▸ **WHAT THIS TASK INVOLVES**: The full listing should be duplicated word for word.

▸ **AVAILABLE DATA**:
+--

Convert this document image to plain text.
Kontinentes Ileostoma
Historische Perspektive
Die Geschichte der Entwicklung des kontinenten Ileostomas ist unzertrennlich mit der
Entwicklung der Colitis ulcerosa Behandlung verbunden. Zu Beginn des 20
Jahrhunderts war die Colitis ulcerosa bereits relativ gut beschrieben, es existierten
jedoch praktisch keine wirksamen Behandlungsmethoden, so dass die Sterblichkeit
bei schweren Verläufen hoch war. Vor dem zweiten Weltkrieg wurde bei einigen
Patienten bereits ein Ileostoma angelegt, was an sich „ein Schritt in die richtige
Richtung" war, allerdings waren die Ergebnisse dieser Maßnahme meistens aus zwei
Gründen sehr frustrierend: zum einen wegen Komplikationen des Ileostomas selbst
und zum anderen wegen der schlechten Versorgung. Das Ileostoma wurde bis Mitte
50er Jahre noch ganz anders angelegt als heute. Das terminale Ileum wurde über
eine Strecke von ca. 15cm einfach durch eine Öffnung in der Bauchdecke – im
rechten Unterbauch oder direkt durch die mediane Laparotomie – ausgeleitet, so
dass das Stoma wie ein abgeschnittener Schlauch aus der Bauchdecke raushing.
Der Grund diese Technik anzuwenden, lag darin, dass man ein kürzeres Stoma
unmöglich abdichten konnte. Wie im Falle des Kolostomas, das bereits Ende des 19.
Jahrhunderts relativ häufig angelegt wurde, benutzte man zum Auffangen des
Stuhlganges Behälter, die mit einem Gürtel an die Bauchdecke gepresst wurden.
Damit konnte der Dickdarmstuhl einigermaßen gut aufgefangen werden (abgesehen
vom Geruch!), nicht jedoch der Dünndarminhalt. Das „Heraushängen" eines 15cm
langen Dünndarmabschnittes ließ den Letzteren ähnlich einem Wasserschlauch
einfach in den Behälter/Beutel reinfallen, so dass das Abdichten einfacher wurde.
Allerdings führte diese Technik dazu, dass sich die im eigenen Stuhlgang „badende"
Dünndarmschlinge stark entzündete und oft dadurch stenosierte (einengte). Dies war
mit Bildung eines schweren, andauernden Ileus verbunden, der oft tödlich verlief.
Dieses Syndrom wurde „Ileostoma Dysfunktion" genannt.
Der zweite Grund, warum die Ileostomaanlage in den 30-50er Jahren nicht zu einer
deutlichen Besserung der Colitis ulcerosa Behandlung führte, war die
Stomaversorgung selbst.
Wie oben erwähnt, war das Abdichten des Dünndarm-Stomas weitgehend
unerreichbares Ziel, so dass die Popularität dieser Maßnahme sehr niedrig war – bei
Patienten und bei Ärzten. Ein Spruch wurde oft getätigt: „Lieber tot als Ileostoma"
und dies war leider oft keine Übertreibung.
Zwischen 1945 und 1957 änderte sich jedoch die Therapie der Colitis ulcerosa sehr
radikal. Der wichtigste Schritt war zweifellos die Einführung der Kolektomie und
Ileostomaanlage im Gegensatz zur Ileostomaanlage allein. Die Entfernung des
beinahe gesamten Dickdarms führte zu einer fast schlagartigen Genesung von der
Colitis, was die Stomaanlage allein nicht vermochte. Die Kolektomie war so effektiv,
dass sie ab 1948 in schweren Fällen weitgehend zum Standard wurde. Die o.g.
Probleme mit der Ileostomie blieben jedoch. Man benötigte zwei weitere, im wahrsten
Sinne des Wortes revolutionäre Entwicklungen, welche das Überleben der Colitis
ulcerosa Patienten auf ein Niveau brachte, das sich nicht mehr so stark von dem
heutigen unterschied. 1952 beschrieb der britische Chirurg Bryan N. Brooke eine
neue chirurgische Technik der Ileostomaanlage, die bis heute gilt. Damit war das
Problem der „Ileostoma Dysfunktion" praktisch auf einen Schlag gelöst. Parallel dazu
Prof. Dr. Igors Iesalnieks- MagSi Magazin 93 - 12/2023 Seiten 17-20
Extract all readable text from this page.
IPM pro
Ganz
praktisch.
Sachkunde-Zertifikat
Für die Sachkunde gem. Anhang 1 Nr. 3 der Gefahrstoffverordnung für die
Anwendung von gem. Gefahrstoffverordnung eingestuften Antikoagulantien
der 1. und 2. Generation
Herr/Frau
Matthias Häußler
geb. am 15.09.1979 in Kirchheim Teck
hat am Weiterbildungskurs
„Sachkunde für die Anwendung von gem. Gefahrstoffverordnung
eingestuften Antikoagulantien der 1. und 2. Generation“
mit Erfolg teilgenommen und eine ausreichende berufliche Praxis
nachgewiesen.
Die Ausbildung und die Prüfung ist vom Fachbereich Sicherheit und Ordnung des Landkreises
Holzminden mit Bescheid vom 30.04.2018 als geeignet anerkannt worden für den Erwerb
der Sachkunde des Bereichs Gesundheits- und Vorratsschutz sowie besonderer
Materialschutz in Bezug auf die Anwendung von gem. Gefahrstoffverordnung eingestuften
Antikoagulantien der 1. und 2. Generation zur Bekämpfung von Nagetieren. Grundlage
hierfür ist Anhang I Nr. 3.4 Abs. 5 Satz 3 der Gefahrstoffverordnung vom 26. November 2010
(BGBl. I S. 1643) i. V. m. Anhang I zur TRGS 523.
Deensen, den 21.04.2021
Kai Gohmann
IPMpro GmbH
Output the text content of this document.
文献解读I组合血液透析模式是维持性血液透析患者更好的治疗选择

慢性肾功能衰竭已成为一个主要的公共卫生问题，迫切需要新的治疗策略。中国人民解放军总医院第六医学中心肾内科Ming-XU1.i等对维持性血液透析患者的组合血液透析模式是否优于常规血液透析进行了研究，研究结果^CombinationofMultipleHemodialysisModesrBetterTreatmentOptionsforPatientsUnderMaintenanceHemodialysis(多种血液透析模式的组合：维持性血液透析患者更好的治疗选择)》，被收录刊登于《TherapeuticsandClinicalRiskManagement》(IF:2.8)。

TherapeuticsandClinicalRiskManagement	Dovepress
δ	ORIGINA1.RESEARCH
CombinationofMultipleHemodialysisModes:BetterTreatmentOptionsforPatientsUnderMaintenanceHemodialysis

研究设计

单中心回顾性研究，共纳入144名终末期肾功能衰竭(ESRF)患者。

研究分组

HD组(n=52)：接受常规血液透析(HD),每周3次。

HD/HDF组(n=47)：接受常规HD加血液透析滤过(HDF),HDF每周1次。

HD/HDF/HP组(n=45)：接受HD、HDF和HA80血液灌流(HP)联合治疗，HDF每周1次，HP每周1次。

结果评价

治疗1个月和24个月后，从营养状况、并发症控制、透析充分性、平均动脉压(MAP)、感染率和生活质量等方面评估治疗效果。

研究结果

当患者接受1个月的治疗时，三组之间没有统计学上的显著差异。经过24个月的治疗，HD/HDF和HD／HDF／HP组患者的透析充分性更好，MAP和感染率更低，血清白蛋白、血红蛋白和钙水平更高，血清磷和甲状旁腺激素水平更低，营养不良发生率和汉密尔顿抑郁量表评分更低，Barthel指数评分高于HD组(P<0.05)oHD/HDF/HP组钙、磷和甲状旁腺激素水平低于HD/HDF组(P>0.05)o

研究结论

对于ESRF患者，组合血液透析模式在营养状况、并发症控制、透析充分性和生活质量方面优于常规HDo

+--

▸ **EXERCISE SOLUTION**:
Convert this document image to plain text.
Kontinentes Ileostoma
Historische Perspektive
Die Geschichte der Entwicklung des kontinenten Ileostomas ist unzertrennlich mit der
Entwicklung der Colitis ulcerosa Behandlung verbunden. Zu Beginn des 20
Jahrhunderts war die Colitis ulcerosa bereits relativ gut beschrieben, es existierten
jedoch praktisch keine wirksamen Behandlungsmethoden, so dass die Sterblichkeit
bei schweren Verläufen hoch war. Vor dem zweiten Weltkrieg wurde bei einigen
Patienten bereits ein Ileostoma angelegt, was an sich „ein Schritt in die richtige
Richtung" war, allerdings waren die Ergebnisse dieser Maßnahme meistens aus zwei
Gründen sehr frustrierend: zum einen wegen Komplikationen des Ileostomas selbst
und zum anderen wegen der schlechten Versorgung. Das Ileostoma wurde bis Mitte
50er Jahre noch ganz anders angelegt als heute. Das terminale Ileum wurde über
eine Strecke von ca. 15cm einfach durch eine Öffnung in der Bauchdecke – im
rechten Unterbauch oder direkt durch die mediane Laparotomie – ausgeleitet, so
dass das Stoma wie ein abgeschnittener Schlauch aus der Bauchdecke raushing.
Der Grund diese Technik anzuwenden, lag darin, dass man ein kürzeres Stoma
unmöglich abdichten konnte. Wie im Falle des Kolostomas, das bereits Ende des 19.
Jahrhunderts relativ häufig angelegt wurde, benutzte man zum Auffangen des
Stuhlganges Behälter, die mit einem Gürtel an die Bauchdecke gepresst wurden.
Damit konnte der Dickdarmstuhl einigermaßen gut aufgefangen werden (abgesehen
vom Geruch!), nicht jedoch der Dünndarminhalt. Das „Heraushängen" eines 15cm
langen Dünndarmabschnittes ließ den Letzteren ähnlich einem Wasserschlauch
einfach in den Behälter/Beutel reinfallen, so dass das Abdichten einfacher wurde.
Allerdings führte diese Technik dazu, dass sich die im eigenen Stuhlgang „badende"
Dünndarmschlinge stark entzündete und oft dadurch stenosierte (einengte). Dies war
mit Bildung eines schweren, andauernden Ileus verbunden, der oft tödlich verlief.
Dieses Syndrom wurde „Ileostoma Dysfunktion" genannt.
Der zweite Grund, warum die Ileostomaanlage in den 30-50er Jahren nicht zu einer
deutlichen Besserung der Colitis ulcerosa Behandlung führte, war die
Stomaversorgung selbst.
Wie oben erwähnt, war das Abdichten des Dünndarm-Stomas weitgehend
unerreichbares Ziel, so dass die Popularität dieser Maßnahme sehr niedrig war – bei
Patienten und bei Ärzten. Ein Spruch wurde oft getätigt: „Lieber tot als Ileostoma"
und dies war leider oft keine Übertreibung.
Zwischen 1945 und 1957 änderte sich jedoch die Therapie der Colitis ulcerosa sehr
radikal. Der wichtigste Schritt war zweifellos die Einführung der Kolektomie und
Ileostomaanlage im Gegensatz zur Ileostomaanlage allein. Die Entfernung des
beinahe gesamten Dickdarms führte zu einer fast schlagartigen Genesung von der
Colitis, was die Stomaanlage allein nicht vermochte. Die Kolektomie war so effektiv,
dass sie ab 1948 in schweren Fällen weitgehend zum Standard wurde. Die o.g.
Probleme mit der Ileostomie blieben jedoch. Man benötigte zwei weitere, im wahrsten
Sinne des Wortes revolutionäre Entwicklungen, welche das Überleben der Colitis
ulcerosa Patienten auf ein Niveau brachte, das sich nicht mehr so stark von dem
heutigen unterschied. 1952 beschrieb der britische Chirurg Bryan N. Brooke eine
neue chirurgische Technik der Ileostomaanlage, die bis heute gilt. Damit war das
Problem der „Ileostoma Dysfunktion" praktisch auf einen Schlag gelöst. Parallel dazu
Prof. Dr. Igors Iesalnieks- MagSi Magazin 93 - 12/2023 Seiten 17-20
Extract all readable text from this page.
IPM pro
Ganz
praktisch.
Sachkunde-Zertifikat
Für die Sachkunde gem. Anhang 1 Nr. 3 der Gefahrstoffverordnung für die
Anwendung von gem. Gefahrstoffverordnung eingestuften Antikoagulantien
der 1. und 2. Generation
Herr/Frau
Matthias Häußler
geb. am 15.09.1979 in Kirchheim Teck
hat am Weiterbildungskurs
„Sachkunde für die Anwendung von gem. Gefahrstoffverordnung
eingestuften Antikoagulantien der 1. und 2. Generation“
mit Erfolg teilgenommen und eine ausreichende berufliche Praxis
nachgewiesen.
Die Ausbildung und die Prüfung ist vom Fachbereich Sicherheit und Ordnung des Landkreises
Holzminden mit Bescheid vom 30.04.2018 als geeignet anerkannt worden für den Erwerb
der Sachkunde des Bereichs Gesundheits- und Vorratsschutz sowie besonderer
Materialschutz in Bezug auf die Anwendung von gem. Gefahrstoffverordnung eingestuften
Antikoagulantien der 1. und 2. Generation zur Bekämpfung von Nagetieren. Grundlage
hierfür ist Anhang I Nr. 3.4 Abs. 5 Satz 3 der Gefahrstoffverordnung vom 26. November 2010
(BGBl. I S. 1643) i. V. m. Anhang I zur TRGS 523.
Deensen, den 21.04.2021
Kai Gohmann
IPMpro GmbH
Output the text content of this document.
文献解读I组合血液透析模式是维持性血液透析患者更好的治疗选择

慢性肾功能衰竭已成为一个主要的公共卫生问题，迫切需要新的治疗策略。中国人民解放军总医院第六医学中心肾内科Ming-XU1.i等对维持性血液透析患者的组合血液透析模式是否优于常规血液透析进行了研究，研究结果^CombinationofMultipleHemodialysisModesrBetterTreatmentOptionsforPatientsUnderMaintenanceHemodialysis(多种血液透析模式的组合：维持性血液透析患者更好的治疗选择)》，被收录刊登于《TherapeuticsandClinicalRiskManagement》(IF:2.8)。

TherapeuticsandClinicalRiskManagement	Dovepress
δ	ORIGINA1.RESEARCH
CombinationofMultipleHemodialysisModes:BetterTreatmentOptionsforPatientsUnderMaintenanceHemodialysis

研究设计

单中心回顾性研究，共纳入144名终末期肾功能衰竭(ESRF)患者。

研究分组

HD组(n=52)：接受常规血液透析(HD),每周3次。

HD/HDF组(n=47)：接受常规HD加血液透析滤过(HDF),HDF每周1次。

HD/HDF/HP组(n=45)：接受HD、HDF和HA80血液灌流(HP)联合治疗，HDF每周1次，HP每周1次。

结果评价

治疗1个月和24个月后，从营养状况、并发症控制、透析充分性、平均动脉压(MAP)、感染率和生活质量等方面评估治疗效果。

研究结果

当患者接受1个月的治疗时，三组之间没有统计学上的显著差异。经过24个月的治疗，HD/HDF和HD／HDF／HP组患者的透析充分性更好，MAP和感染率更低，血清白蛋白、血红蛋白和钙水平更高，血清磷和甲状旁腺激素水平更低，营养不良发生率和汉密尔顿抑郁量表评分更低，Barthel指数评分高于HD组(P<0.05)oHD/HDF/HP组钙、磷和甲状旁腺激素水平低于HD/HDF组(P>0.05)o

研究结论

对于ESRF患者，组合血液透析模式在营养状况、并发症控制、透析充分性和生活质量方面优于常规HDo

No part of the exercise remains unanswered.